» Stated problem:
Copy the entries word for word, starting at the first one and ending after the line that contains "455, 216, 465)".

» Information given:

## Start

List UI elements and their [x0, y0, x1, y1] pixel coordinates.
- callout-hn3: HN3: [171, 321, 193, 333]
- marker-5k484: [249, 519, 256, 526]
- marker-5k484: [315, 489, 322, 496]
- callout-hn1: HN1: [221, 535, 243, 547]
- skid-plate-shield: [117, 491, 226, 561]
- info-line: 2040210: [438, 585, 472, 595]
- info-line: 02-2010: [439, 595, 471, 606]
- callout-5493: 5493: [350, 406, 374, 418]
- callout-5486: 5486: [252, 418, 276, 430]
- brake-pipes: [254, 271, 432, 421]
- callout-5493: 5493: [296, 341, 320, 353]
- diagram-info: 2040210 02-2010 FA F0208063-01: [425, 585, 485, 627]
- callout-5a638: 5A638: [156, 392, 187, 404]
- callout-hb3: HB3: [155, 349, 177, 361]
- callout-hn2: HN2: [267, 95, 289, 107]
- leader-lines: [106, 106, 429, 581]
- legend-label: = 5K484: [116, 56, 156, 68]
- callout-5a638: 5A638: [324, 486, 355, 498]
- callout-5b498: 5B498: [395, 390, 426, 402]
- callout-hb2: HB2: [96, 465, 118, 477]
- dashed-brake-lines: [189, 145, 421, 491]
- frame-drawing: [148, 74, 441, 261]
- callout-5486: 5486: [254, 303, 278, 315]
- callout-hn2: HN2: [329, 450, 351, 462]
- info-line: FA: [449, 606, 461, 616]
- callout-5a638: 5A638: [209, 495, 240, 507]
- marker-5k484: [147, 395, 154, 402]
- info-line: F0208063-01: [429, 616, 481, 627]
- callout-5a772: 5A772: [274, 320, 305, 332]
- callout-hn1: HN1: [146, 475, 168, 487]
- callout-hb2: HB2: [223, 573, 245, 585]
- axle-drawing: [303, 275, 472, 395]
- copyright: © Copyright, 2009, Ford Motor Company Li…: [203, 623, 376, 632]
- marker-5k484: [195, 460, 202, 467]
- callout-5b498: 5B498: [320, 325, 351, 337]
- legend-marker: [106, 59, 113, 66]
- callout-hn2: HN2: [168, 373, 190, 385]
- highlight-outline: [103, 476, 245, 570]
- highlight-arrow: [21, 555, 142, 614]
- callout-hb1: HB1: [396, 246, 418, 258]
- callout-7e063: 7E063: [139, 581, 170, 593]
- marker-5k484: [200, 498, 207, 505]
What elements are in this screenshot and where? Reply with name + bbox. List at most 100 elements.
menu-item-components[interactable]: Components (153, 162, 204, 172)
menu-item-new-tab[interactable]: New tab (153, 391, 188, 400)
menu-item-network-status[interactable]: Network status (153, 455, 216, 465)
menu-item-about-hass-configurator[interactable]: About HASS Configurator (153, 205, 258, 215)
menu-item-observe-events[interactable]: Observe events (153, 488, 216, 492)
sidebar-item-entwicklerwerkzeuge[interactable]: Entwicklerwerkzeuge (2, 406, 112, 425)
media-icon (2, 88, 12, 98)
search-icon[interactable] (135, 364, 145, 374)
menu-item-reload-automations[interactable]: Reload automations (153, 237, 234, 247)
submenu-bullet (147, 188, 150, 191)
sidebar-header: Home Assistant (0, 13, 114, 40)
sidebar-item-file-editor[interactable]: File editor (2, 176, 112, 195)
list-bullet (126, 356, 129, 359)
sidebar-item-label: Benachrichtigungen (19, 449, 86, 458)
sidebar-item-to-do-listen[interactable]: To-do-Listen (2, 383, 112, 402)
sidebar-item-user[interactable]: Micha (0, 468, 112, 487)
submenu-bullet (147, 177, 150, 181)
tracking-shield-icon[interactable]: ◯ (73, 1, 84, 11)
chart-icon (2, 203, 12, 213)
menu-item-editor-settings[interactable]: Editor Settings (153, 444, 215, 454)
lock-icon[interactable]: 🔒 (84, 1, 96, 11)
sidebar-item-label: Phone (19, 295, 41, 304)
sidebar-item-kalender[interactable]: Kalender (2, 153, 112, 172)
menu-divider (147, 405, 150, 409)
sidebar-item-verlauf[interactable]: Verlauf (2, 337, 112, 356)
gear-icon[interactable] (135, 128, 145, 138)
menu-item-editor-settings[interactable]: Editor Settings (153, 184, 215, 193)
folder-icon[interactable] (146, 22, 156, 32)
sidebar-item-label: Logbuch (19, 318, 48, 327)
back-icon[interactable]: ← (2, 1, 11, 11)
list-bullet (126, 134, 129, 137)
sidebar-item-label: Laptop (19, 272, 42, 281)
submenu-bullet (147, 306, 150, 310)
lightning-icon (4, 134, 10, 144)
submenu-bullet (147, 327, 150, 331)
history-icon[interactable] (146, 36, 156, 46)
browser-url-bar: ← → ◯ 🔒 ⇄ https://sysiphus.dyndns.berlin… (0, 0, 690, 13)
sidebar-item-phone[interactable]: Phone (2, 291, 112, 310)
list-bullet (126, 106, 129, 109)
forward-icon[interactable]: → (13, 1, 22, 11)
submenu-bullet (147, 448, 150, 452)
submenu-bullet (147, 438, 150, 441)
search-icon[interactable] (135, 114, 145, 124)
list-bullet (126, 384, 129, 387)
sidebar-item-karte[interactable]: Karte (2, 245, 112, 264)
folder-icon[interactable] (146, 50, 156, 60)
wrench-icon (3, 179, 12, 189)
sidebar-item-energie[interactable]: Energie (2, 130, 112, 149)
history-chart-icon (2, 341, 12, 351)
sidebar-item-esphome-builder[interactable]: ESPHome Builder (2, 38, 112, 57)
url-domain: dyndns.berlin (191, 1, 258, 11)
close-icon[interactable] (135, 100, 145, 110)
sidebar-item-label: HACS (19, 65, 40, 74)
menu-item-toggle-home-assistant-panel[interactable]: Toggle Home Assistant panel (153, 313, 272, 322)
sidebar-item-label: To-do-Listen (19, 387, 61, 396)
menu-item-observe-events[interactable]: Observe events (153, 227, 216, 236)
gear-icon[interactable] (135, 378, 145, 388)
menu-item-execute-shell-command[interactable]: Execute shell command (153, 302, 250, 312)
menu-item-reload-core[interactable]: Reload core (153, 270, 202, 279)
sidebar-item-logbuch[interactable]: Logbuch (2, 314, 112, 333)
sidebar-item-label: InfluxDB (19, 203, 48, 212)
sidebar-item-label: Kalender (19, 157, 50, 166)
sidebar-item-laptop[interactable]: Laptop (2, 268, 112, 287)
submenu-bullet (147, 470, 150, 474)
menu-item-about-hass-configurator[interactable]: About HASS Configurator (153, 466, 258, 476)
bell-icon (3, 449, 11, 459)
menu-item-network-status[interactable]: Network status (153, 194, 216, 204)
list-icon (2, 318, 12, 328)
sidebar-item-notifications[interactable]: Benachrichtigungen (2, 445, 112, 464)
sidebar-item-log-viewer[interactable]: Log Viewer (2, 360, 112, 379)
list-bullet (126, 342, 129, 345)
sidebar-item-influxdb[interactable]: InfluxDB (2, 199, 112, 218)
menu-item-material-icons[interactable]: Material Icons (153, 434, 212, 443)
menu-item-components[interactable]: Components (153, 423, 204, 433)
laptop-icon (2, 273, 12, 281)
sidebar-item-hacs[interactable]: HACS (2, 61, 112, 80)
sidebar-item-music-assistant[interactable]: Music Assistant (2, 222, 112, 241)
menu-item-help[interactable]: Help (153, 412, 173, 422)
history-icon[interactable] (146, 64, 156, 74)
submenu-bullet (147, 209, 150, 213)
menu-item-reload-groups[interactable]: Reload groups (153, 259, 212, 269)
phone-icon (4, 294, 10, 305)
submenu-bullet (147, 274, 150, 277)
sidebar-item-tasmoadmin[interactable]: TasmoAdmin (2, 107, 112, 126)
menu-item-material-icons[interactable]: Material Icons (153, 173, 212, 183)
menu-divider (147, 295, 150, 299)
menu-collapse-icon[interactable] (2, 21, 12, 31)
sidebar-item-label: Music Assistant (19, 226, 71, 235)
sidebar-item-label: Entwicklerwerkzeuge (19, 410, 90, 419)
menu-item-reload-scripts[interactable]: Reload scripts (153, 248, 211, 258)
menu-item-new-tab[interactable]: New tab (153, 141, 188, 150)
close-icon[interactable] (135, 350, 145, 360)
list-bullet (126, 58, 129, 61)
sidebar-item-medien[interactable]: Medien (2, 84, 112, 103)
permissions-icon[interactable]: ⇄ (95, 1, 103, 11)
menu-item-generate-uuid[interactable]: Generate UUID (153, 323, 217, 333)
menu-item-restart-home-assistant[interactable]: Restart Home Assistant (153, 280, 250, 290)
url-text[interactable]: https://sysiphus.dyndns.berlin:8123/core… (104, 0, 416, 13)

## End

» Answer to this exercise:
List UI elements and their [x0, y0, x1, y1] pixel coordinates.
- callout-hn3: HN3: [171, 321, 193, 333]
- marker-5k484: [249, 519, 256, 526]
- marker-5k484: [315, 489, 322, 496]
- callout-hn1: HN1: [221, 535, 243, 547]
- skid-plate-shield: [117, 491, 226, 561]
- info-line: 2040210: [438, 585, 472, 595]
- info-line: 02-2010: [439, 595, 471, 606]
- callout-5493: 5493: [350, 406, 374, 418]
- callout-5486: 5486: [252, 418, 276, 430]
- brake-pipes: [254, 271, 432, 421]
- callout-5493: 5493: [296, 341, 320, 353]
- diagram-info: 2040210 02-2010 FA F0208063-01: [425, 585, 485, 627]
- callout-5a638: 5A638: [156, 392, 187, 404]
- callout-hb3: HB3: [155, 349, 177, 361]
- callout-hn2: HN2: [267, 95, 289, 107]
- leader-lines: [106, 106, 429, 581]
- legend-label: = 5K484: [116, 56, 156, 68]
- callout-5a638: 5A638: [324, 486, 355, 498]
- callout-5b498: 5B498: [395, 390, 426, 402]
- callout-hb2: HB2: [96, 465, 118, 477]
- dashed-brake-lines: [189, 145, 421, 491]
- frame-drawing: [148, 74, 441, 261]
- callout-5486: 5486: [254, 303, 278, 315]
- callout-hn2: HN2: [329, 450, 351, 462]
- info-line: FA: [449, 606, 461, 616]
- callout-5a638: 5A638: [209, 495, 240, 507]
- marker-5k484: [147, 395, 154, 402]
- info-line: F0208063-01: [429, 616, 481, 627]
- callout-5a772: 5A772: [274, 320, 305, 332]
- callout-hn1: HN1: [146, 475, 168, 487]
- callout-hb2: HB2: [223, 573, 245, 585]
- axle-drawing: [303, 275, 472, 395]
- copyright: © Copyright, 2009, Ford Motor Company Li…: [203, 623, 376, 632]
- marker-5k484: [195, 460, 202, 467]
- callout-5b498: 5B498: [320, 325, 351, 337]
- legend-marker: [106, 59, 113, 66]
- callout-hn2: HN2: [168, 373, 190, 385]
- highlight-outline: [103, 476, 245, 570]
- highlight-arrow: [21, 555, 142, 614]
- callout-hb1: HB1: [396, 246, 418, 258]
- callout-7e063: 7E063: [139, 581, 170, 593]
- marker-5k484: [200, 498, 207, 505]
What elements are in this screenshot and where? Reply with name + bbox. List at most 100 elements.
menu-item-components[interactable]: Components (153, 162, 204, 172)
menu-item-new-tab[interactable]: New tab (153, 391, 188, 400)
menu-item-network-status[interactable]: Network status (153, 455, 216, 465)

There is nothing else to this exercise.